Quote the data below in full, minus the images.

----

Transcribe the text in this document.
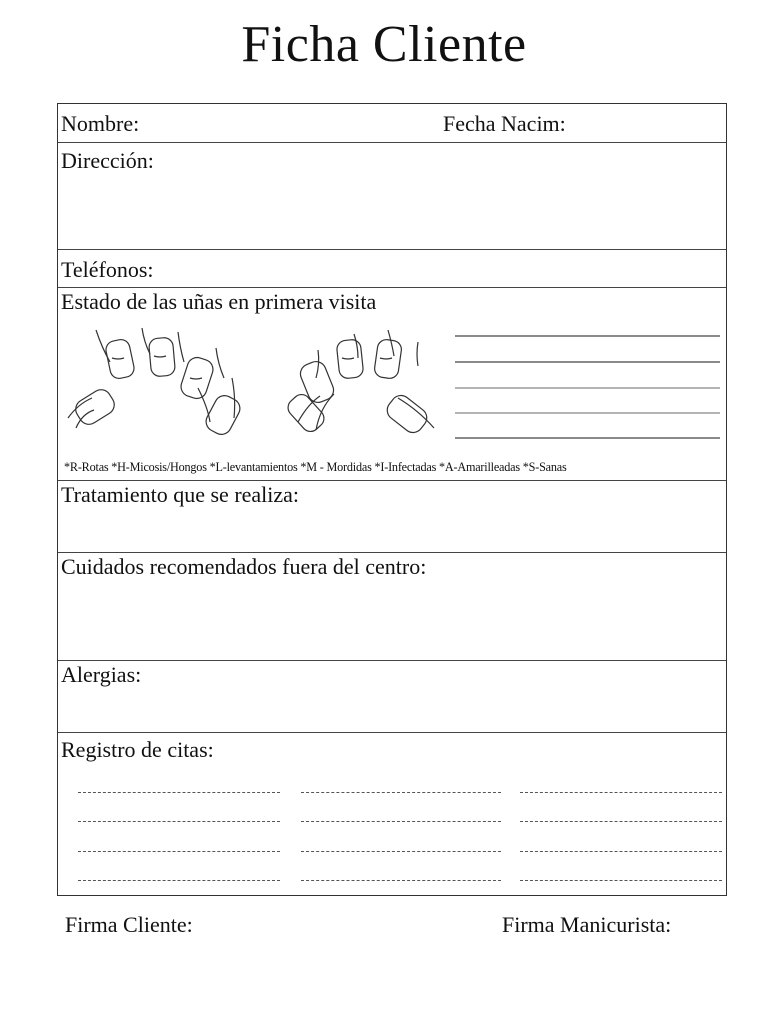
Ficha Cliente
Nombre:	Fecha Nacim:
Dirección:
Teléfonos:
Estado de las uñas en primera visita
*R-Rotas *H-Micosis/Hongos *L-levantamientos *M - Mordidas *I-Infectadas *A-Amarilleadas *S-Sanas
Tratamiento que se realiza:
Cuidados recomendados fuera del centro:
Alergias:
Registro de citas:
Firma Cliente:	Firma Manicurista:
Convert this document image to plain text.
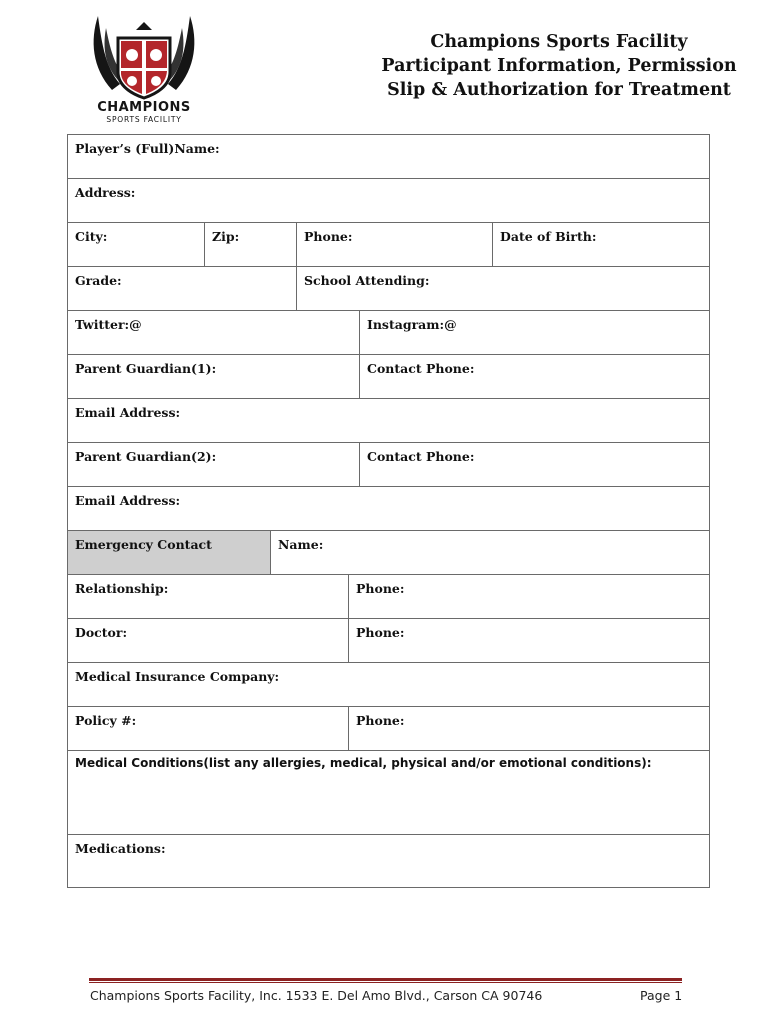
CHAMPIONS
SPORTS FACILITY
Champions Sports Facility
Participant Information, Permission
Slip & Authorization for Treatment
Player’s (Full)Name:
Address:
City:	Zip:	Phone:	Date of Birth:
Grade:	School Attending:
Twitter:@	Instagram:@
Parent Guardian(1):	Contact Phone:
Email Address:
Parent Guardian(2):	Contact Phone:
Email Address:
Emergency Contact	Name:
Relationship:	Phone:
Doctor:	Phone:
Medical Insurance Company:
Policy #:	Phone:
Medical Conditions(list any allergies, medical, physical and/or emotional conditions):
Medications:
Champions Sports Facility, Inc. 1533 E. Del Amo Blvd., Carson CA 90746	Page 1
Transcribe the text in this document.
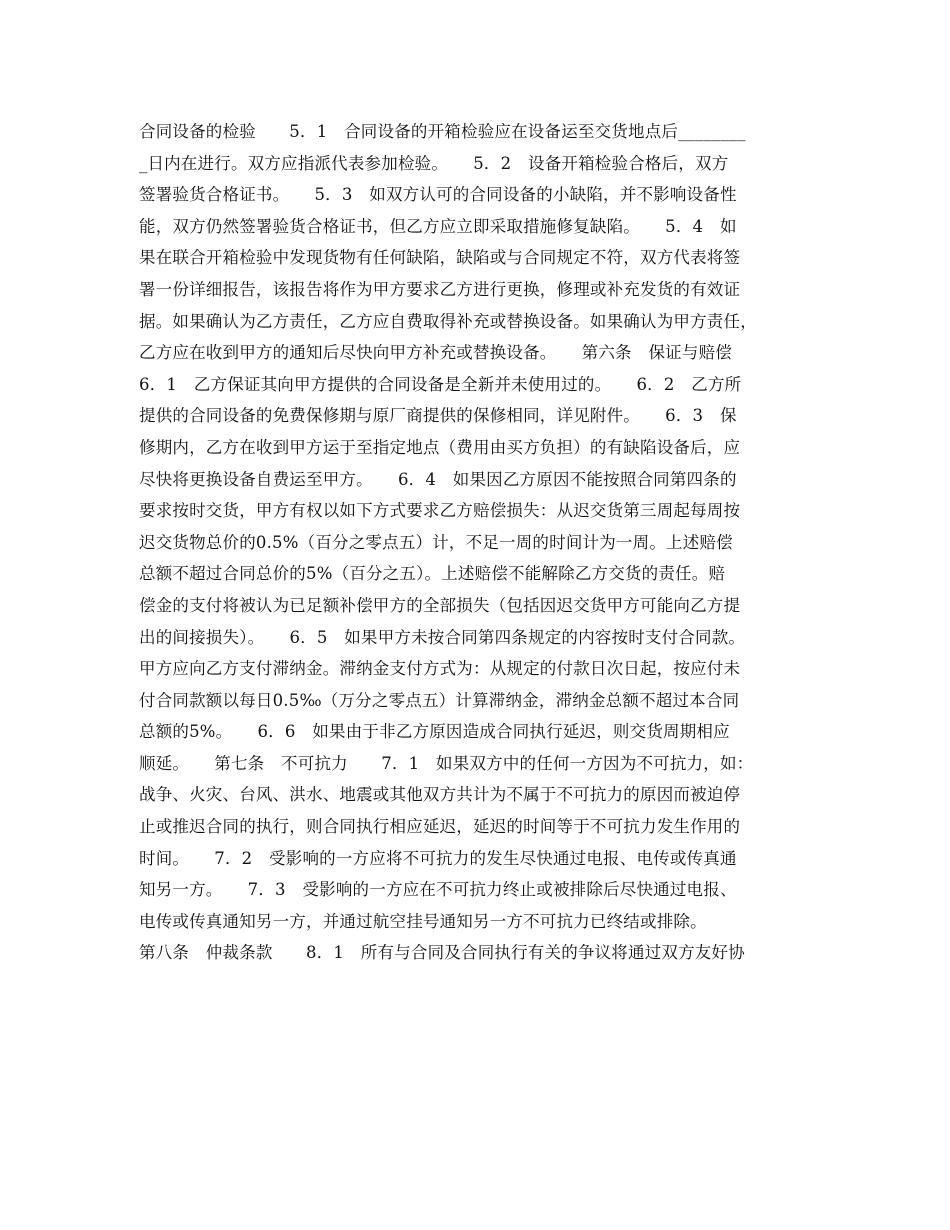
合同设备的检验　　5．1　合同设备的开箱检验应在设备运至交货地点后________
_日内在进行。双方应指派代表参加检验。　　5．2　设备开箱检验合格后，双方
签署验货合格证书。　　5．3　如双方认可的合同设备的小缺陷，并不影响设备性
能，双方仍然签署验货合格证书，但乙方应立即采取措施修复缺陷。　　5．4　如
果在联合开箱检验中发现货物有任何缺陷，缺陷或与合同规定不符，双方代表将签
署一份详细报告，该报告将作为甲方要求乙方进行更换，修理或补充发货的有效证
据。如果确认为乙方责任，乙方应自费取得补充或替换设备。如果确认为甲方责任，
乙方应在收到甲方的通知后尽快向甲方补充或替换设备。　　第六条　保证与赔偿
6．1　乙方保证其向甲方提供的合同设备是全新并未使用过的。　　6．2　乙方所
提供的合同设备的免费保修期与原厂商提供的保修相同，详见附件。　　6．3　保
修期内，乙方在收到甲方运于至指定地点（费用由买方负担）的有缺陷设备后，应
尽快将更换设备自费运至甲方。　　6．4　如果因乙方原因不能按照合同第四条的
要求按时交货，甲方有权以如下方式要求乙方赔偿损失：从迟交货第三周起每周按
迟交货物总价的0.5%（百分之零点五）计，不足一周的时间计为一周。上述赔偿
总额不超过合同总价的5%（百分之五）。上述赔偿不能解除乙方交货的责任。赔
偿金的支付将被认为已足额补偿甲方的全部损失（包括因迟交货甲方可能向乙方提
出的间接损失）。　　6．5　如果甲方未按合同第四条规定的内容按时支付合同款。
甲方应向乙方支付滞纳金。滞纳金支付方式为：从规定的付款日次日起，按应付未
付合同款额以每日0.5‰（万分之零点五）计算滞纳金，滞纳金总额不超过本合同
总额的5%。　　6．6　如果由于非乙方原因造成合同执行延迟，则交货周期相应
顺延。　　第七条　不可抗力　　7．1　如果双方中的任何一方因为不可抗力，如：
战争、火灾、台风、洪水、地震或其他双方共计为不属于不可抗力的原因而被迫停
止或推迟合同的执行，则合同执行相应延迟，延迟的时间等于不可抗力发生作用的
时间。　　7．2　受影响的一方应将不可抗力的发生尽快通过电报、电传或传真通
知另一方。　　7．3　受影响的一方应在不可抗力终止或被排除后尽快通过电报、
电传或传真通知另一方，并通过航空挂号通知另一方不可抗力已终结或排除。
第八条　仲裁条款　　8．1　所有与合同及合同执行有关的争议将通过双方友好协
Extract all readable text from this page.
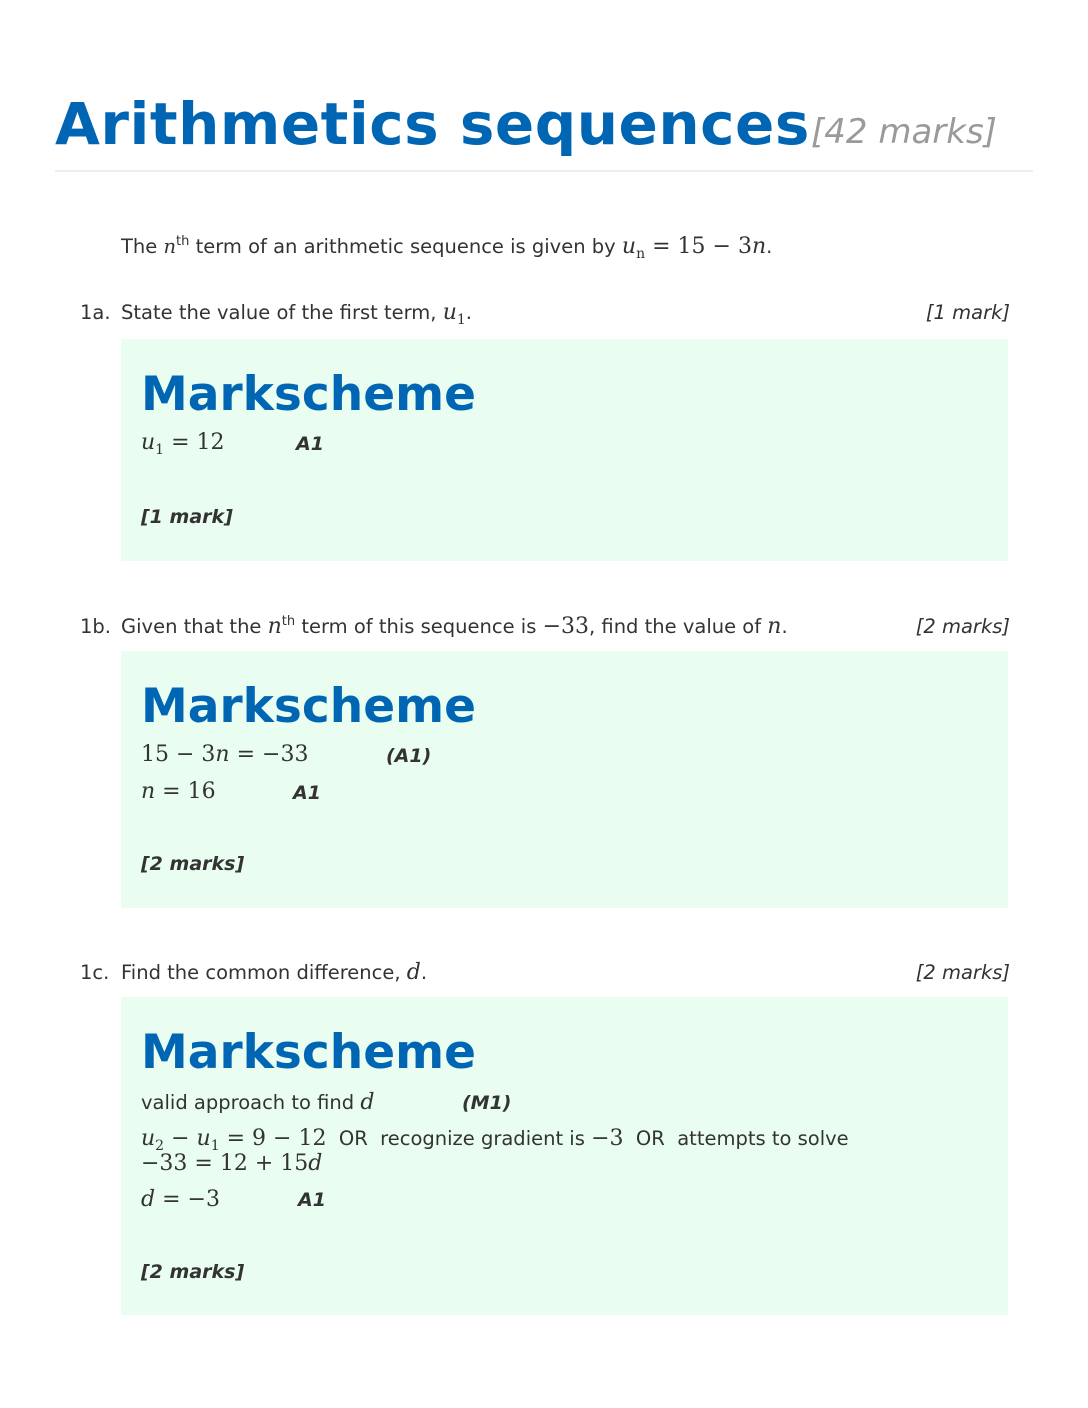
Arithmetics sequences [42 marks]
The $n^{th}$ term of an arithmetic sequence is given by $u_n = 15 - 3n$.
1a. State the value of the first term, $u_1$.	[1 mark]
Markscheme
$u_1 = 12$	A1
[1 mark]
1b. Given that the $n^{th}$ term of this sequence is −33, find the value of n.	[2 marks]
Markscheme
15 − 3n = −33	(A1)
n = 16	A1
[2 marks]
1c. Find the common difference, d.	[2 marks]
Markscheme
valid approach to find d	(M1)
$u_2 - u_1 = 9 - 12$  OR  recognize gradient is −3  OR  attempts to solve
−33 = 12 + 15d
d = −3	A1
[2 marks]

----

--- Solution to this problem ---
Transcribe the text in this document.
Ficha Cliente
Nombre:	Fecha Nacim:
Dirección:
Teléfonos:
Estado de las uñas en primera visita
*R-Rotas *H-Micosis/Hongos *L-levantamientos *M - Mordidas *I-Infectadas *A-Amarilleadas *S-Sanas
Tratamiento que se realiza:
Cuidados recomendados fuera del centro:
Alergias:
Registro de citas:
Firma Cliente:	Firma Manicurista:
Convert this document image to plain text.
CHAMPIONS
SPORTS FACILITY
Champions Sports Facility
Participant Information, Permission
Slip & Authorization for Treatment
Player’s (Full)Name:
Address:
City:	Zip:	Phone:	Date of Birth:
Grade:	School Attending:
Twitter:@	Instagram:@
Parent Guardian(1):	Contact Phone:
Email Address:
Parent Guardian(2):	Contact Phone:
Email Address:
Emergency Contact	Name:
Relationship:	Phone:
Doctor:	Phone:
Medical Insurance Company:
Policy #:	Phone:
Medical Conditions(list any allergies, medical, physical and/or emotional conditions):
Medications:
Champions Sports Facility, Inc. 1533 E. Del Amo Blvd., Carson CA 90746	Page 1
Transcribe the text in this document.
合同设备的检验　　5．1　合同设备的开箱检验应在设备运至交货地点后________
_日内在进行。双方应指派代表参加检验。　　5．2　设备开箱检验合格后，双方
签署验货合格证书。　　5．3　如双方认可的合同设备的小缺陷，并不影响设备性
能，双方仍然签署验货合格证书，但乙方应立即采取措施修复缺陷。　　5．4　如
果在联合开箱检验中发现货物有任何缺陷，缺陷或与合同规定不符，双方代表将签
署一份详细报告，该报告将作为甲方要求乙方进行更换，修理或补充发货的有效证
据。如果确认为乙方责任，乙方应自费取得补充或替换设备。如果确认为甲方责任，
乙方应在收到甲方的通知后尽快向甲方补充或替换设备。　　第六条　保证与赔偿
6．1　乙方保证其向甲方提供的合同设备是全新并未使用过的。　　6．2　乙方所
提供的合同设备的免费保修期与原厂商提供的保修相同，详见附件。　　6．3　保
修期内，乙方在收到甲方运于至指定地点（费用由买方负担）的有缺陷设备后，应
尽快将更换设备自费运至甲方。　　6．4　如果因乙方原因不能按照合同第四条的
要求按时交货，甲方有权以如下方式要求乙方赔偿损失：从迟交货第三周起每周按
迟交货物总价的0.5%（百分之零点五）计，不足一周的时间计为一周。上述赔偿
总额不超过合同总价的5%（百分之五）。上述赔偿不能解除乙方交货的责任。赔
偿金的支付将被认为已足额补偿甲方的全部损失（包括因迟交货甲方可能向乙方提
出的间接损失）。　　6．5　如果甲方未按合同第四条规定的内容按时支付合同款。
甲方应向乙方支付滞纳金。滞纳金支付方式为：从规定的付款日次日起，按应付未
付合同款额以每日0.5‰（万分之零点五）计算滞纳金，滞纳金总额不超过本合同
总额的5%。　　6．6　如果由于非乙方原因造成合同执行延迟，则交货周期相应
顺延。　　第七条　不可抗力　　7．1　如果双方中的任何一方因为不可抗力，如：
战争、火灾、台风、洪水、地震或其他双方共计为不属于不可抗力的原因而被迫停
止或推迟合同的执行，则合同执行相应延迟，延迟的时间等于不可抗力发生作用的
时间。　　7．2　受影响的一方应将不可抗力的发生尽快通过电报、电传或传真通
知另一方。　　7．3　受影响的一方应在不可抗力终止或被排除后尽快通过电报、
电传或传真通知另一方，并通过航空挂号通知另一方不可抗力已终结或排除。
第八条　仲裁条款　　8．1　所有与合同及合同执行有关的争议将通过双方友好协
Extract all readable text from this page.
Arithmetics sequences [42 marks]
The $n^{th}$ term of an arithmetic sequence is given by $u_n = 15 - 3n$.
1a. State the value of the first term, $u_1$.	[1 mark]
Markscheme
$u_1 = 12$	A1
[1 mark]
1b. Given that the $n^{th}$ term of this sequence is −33, find the value of n.	[2 marks]
Markscheme
15 − 3n = −33	(A1)
n = 16	A1
[2 marks]
1c. Find the common difference, d.	[2 marks]
Markscheme
valid approach to find d	(M1)
$u_2 - u_1 = 9 - 12$  OR  recognize gradient is −3  OR  attempts to solve
−33 = 12 + 15d
d = −3	A1
[2 marks]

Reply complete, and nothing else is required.